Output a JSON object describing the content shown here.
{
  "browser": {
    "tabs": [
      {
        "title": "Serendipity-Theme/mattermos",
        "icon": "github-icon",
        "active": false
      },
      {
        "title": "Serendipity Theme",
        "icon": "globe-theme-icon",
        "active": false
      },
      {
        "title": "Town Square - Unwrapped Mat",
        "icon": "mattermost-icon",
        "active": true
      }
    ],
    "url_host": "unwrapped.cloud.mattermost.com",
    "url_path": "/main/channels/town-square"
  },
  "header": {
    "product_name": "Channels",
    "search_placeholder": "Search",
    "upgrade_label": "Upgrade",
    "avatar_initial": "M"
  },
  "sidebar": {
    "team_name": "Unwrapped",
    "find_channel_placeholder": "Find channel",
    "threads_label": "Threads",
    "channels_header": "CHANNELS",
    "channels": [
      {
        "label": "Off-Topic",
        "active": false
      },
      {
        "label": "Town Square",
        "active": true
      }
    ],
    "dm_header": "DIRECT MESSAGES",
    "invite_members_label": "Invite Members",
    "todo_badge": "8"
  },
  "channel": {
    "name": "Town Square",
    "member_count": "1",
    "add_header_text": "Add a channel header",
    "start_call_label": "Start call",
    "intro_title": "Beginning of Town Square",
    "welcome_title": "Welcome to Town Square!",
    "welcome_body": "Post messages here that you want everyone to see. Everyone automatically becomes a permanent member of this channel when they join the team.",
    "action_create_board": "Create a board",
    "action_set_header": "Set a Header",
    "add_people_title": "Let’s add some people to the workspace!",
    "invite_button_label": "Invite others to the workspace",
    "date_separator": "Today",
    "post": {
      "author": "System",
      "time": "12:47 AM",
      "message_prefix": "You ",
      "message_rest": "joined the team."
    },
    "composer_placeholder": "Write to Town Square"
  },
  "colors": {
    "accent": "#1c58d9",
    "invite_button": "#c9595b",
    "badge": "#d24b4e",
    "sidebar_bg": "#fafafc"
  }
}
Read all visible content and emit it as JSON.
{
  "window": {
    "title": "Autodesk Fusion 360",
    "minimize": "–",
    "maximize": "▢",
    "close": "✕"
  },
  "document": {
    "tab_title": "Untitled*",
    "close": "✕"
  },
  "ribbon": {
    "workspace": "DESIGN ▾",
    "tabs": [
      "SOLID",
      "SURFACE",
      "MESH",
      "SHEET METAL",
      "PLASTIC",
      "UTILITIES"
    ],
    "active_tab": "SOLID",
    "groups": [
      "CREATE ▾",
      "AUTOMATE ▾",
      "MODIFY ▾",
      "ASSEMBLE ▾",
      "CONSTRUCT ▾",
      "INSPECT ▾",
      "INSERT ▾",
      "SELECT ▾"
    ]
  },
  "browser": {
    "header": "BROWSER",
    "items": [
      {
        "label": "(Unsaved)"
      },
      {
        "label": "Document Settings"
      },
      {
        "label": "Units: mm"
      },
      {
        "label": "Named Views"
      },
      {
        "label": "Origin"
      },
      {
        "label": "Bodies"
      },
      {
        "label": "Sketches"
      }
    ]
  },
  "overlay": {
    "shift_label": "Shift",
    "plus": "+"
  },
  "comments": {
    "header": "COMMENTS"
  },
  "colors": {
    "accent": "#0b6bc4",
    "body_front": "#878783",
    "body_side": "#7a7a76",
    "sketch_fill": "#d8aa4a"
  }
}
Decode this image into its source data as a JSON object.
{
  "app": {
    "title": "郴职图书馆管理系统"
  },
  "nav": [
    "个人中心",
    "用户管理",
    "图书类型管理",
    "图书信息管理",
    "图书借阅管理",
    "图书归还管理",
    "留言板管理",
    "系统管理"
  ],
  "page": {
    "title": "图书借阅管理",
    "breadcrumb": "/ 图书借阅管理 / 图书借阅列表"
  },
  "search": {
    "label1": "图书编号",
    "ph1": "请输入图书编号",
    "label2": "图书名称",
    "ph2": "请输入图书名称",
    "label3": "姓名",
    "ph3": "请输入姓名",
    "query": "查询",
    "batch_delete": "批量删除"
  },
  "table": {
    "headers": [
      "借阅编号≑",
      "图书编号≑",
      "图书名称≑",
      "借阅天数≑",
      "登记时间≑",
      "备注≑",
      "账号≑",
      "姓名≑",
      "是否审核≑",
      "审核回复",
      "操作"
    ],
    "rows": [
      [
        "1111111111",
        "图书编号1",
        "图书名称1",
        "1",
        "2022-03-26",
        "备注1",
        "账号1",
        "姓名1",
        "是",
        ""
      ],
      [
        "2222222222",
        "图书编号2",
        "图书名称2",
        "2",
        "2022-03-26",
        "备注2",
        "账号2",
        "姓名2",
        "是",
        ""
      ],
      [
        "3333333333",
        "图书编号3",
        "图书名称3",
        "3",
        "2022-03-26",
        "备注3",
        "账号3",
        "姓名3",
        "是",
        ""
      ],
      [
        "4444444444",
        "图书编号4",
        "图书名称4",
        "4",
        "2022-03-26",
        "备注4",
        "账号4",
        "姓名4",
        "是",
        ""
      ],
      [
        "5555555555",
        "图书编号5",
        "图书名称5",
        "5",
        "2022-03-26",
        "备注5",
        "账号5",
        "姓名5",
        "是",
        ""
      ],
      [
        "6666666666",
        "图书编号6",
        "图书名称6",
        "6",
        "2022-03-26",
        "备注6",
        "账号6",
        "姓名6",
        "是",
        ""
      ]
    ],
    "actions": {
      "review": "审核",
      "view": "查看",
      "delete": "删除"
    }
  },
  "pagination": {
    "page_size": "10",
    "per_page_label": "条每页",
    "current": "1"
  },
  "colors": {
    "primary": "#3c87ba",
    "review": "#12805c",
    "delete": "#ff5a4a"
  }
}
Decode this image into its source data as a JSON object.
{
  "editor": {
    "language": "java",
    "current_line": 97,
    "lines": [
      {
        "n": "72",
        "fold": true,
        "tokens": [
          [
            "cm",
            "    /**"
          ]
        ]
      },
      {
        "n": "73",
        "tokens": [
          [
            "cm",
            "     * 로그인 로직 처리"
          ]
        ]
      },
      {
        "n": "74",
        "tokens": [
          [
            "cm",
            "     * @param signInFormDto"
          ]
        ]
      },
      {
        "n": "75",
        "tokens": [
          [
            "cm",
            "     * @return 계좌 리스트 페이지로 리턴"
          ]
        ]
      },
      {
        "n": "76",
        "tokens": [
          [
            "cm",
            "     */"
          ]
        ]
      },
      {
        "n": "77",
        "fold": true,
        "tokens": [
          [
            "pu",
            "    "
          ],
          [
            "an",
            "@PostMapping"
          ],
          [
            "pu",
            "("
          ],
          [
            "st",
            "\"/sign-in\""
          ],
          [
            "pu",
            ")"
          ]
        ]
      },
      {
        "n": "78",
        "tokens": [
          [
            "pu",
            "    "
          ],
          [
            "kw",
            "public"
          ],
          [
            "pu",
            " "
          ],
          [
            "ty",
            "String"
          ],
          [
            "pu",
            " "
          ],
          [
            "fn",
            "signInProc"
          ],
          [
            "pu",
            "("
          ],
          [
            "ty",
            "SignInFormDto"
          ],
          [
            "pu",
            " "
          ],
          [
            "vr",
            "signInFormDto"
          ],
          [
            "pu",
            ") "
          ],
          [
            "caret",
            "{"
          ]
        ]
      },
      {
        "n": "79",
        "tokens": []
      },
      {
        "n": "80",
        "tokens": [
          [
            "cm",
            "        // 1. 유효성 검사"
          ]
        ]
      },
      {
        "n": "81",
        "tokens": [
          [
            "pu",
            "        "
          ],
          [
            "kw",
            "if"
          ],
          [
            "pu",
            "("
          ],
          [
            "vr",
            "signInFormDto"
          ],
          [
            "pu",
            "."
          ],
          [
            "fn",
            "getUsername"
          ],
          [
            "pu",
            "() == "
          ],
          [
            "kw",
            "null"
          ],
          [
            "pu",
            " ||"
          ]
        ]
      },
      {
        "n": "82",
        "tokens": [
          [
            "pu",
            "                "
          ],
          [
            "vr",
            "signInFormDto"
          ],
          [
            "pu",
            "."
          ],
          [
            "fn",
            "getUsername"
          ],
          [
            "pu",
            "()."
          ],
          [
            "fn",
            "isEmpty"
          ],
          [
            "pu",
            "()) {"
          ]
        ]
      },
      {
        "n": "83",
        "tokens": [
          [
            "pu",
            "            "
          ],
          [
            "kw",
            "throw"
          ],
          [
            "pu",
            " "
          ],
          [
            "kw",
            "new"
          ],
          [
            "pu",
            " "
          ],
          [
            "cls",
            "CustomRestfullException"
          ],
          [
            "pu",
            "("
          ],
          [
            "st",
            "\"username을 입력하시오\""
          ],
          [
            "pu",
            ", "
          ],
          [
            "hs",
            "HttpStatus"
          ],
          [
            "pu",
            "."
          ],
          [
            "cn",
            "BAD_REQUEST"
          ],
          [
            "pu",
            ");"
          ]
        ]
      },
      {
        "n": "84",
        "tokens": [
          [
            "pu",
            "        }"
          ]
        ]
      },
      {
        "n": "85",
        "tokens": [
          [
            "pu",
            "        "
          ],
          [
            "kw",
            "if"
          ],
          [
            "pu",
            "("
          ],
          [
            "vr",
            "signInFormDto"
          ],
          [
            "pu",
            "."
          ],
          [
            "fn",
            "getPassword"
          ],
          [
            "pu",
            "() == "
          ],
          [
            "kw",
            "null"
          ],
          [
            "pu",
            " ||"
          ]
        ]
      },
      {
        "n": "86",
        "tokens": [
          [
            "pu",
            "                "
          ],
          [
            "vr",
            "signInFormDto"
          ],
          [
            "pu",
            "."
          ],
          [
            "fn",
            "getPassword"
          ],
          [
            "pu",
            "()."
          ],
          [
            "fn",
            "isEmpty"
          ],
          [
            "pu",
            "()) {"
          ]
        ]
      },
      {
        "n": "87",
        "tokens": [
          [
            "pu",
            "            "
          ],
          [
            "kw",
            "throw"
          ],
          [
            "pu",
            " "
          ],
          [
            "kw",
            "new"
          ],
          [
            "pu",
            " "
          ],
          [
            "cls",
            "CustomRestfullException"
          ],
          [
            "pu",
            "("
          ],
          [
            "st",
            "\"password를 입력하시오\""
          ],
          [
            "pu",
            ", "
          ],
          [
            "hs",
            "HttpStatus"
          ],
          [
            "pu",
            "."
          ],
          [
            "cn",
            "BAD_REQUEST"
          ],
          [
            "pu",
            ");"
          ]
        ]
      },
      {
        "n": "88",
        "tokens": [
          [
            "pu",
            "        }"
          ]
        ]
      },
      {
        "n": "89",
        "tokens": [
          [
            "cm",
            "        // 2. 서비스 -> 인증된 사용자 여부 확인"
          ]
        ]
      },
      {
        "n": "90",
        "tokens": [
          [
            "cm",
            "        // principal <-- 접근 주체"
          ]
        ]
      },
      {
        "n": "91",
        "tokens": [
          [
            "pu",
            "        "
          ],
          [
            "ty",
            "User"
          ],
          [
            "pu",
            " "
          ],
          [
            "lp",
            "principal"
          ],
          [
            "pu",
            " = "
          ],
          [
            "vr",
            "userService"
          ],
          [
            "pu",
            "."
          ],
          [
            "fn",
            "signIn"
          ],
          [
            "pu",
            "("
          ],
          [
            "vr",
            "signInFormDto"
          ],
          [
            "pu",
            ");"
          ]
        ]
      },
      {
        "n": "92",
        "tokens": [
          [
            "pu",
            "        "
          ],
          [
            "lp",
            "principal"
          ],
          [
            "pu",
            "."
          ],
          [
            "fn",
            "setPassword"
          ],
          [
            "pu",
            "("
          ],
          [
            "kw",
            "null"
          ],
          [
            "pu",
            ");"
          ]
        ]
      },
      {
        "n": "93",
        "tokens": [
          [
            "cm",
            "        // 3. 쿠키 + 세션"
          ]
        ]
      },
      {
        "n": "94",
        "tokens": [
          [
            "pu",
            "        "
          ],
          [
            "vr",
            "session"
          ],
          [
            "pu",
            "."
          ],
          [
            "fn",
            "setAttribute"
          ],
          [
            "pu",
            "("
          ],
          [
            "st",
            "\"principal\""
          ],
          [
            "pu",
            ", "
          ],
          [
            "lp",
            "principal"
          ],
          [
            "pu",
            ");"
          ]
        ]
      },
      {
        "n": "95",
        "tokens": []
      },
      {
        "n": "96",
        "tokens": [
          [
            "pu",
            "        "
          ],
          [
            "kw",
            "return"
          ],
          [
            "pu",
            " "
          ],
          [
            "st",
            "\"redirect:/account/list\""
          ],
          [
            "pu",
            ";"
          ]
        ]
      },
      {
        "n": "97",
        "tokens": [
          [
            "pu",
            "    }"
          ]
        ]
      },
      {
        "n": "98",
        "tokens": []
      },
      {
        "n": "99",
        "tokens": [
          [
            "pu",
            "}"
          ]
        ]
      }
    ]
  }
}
++++
Return only the number of lines in the entries that contain the string "mattermost".

2